** Begin **
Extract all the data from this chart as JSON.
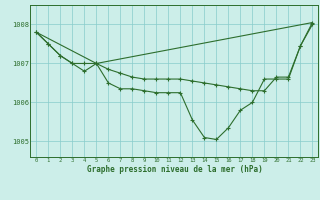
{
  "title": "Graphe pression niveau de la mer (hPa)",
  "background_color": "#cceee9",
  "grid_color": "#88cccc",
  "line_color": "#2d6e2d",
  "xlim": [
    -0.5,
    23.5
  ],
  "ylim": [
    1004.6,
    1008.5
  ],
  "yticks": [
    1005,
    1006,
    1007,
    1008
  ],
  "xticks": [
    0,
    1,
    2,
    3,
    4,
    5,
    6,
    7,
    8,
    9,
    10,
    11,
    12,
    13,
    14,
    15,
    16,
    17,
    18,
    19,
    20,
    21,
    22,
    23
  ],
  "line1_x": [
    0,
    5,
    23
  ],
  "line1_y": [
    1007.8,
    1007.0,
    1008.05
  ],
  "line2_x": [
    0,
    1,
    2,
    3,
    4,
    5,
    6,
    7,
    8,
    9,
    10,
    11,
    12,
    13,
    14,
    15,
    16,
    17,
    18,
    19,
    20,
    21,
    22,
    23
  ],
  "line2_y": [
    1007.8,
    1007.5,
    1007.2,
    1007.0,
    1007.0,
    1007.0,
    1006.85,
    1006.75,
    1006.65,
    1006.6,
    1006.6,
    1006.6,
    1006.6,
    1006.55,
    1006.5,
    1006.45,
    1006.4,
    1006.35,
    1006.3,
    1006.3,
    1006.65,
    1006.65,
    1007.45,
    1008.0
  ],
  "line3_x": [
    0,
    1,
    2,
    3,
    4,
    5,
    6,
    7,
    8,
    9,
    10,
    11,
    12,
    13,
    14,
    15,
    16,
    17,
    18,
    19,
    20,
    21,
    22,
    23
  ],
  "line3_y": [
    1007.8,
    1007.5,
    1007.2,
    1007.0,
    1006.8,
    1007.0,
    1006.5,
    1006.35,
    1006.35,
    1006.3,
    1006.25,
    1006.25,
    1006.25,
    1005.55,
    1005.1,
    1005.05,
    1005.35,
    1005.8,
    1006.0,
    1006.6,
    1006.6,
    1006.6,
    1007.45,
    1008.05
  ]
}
** End **
Exclude the pictures, and transcribe all of the material exactly.

** PROBLEM SOLUTION **
Extract all the data from this chart as JSON.
{
  "title": "Graphe pression niveau de la mer (hPa)",
  "background_color": "#cceee9",
  "grid_color": "#88cccc",
  "line_color": "#2d6e2d",
  "xlim": [
    -0.5,
    23.5
  ],
  "ylim": [
    1004.6,
    1008.5
  ],
  "yticks": [
    1005,
    1006,
    1007,
    1008
  ],
  "xticks": [
    0,
    1,
    2,
    3,
    4,
    5,
    6,
    7,
    8,
    9,
    10,
    11,
    12,
    13,
    14,
    15,
    16,
    17,
    18,
    19,
    20,
    21,
    22,
    23
  ],
  "line1_x": [
    0,
    5,
    23
  ],
  "line1_y": [
    1007.8,
    1007.0,
    1008.05
  ],
  "line2_x": [
    0,
    1,
    2,
    3,
    4,
    5,
    6,
    7,
    8,
    9,
    10,
    11,
    12,
    13,
    14,
    15,
    16,
    17,
    18,
    19,
    20,
    21,
    22,
    23
  ],
  "line2_y": [
    1007.8,
    1007.5,
    1007.2,
    1007.0,
    1007.0,
    1007.0,
    1006.85,
    1006.75,
    1006.65,
    1006.6,
    1006.6,
    1006.6,
    1006.6,
    1006.55,
    1006.5,
    1006.45,
    1006.4,
    1006.35,
    1006.3,
    1006.3,
    1006.65,
    1006.65,
    1007.45,
    1008.0
  ],
  "line3_x": [
    0,
    1,
    2,
    3,
    4,
    5,
    6,
    7,
    8,
    9,
    10,
    11,
    12,
    13,
    14,
    15,
    16,
    17,
    18,
    19,
    20,
    21,
    22,
    23
  ],
  "line3_y": [
    1007.8,
    1007.5,
    1007.2,
    1007.0,
    1006.8,
    1007.0,
    1006.5,
    1006.35,
    1006.35,
    1006.3,
    1006.25,
    1006.25,
    1006.25,
    1005.55,
    1005.1,
    1005.05,
    1005.35,
    1005.8,
    1006.0,
    1006.6,
    1006.6,
    1006.6,
    1007.45,
    1008.05
  ]
}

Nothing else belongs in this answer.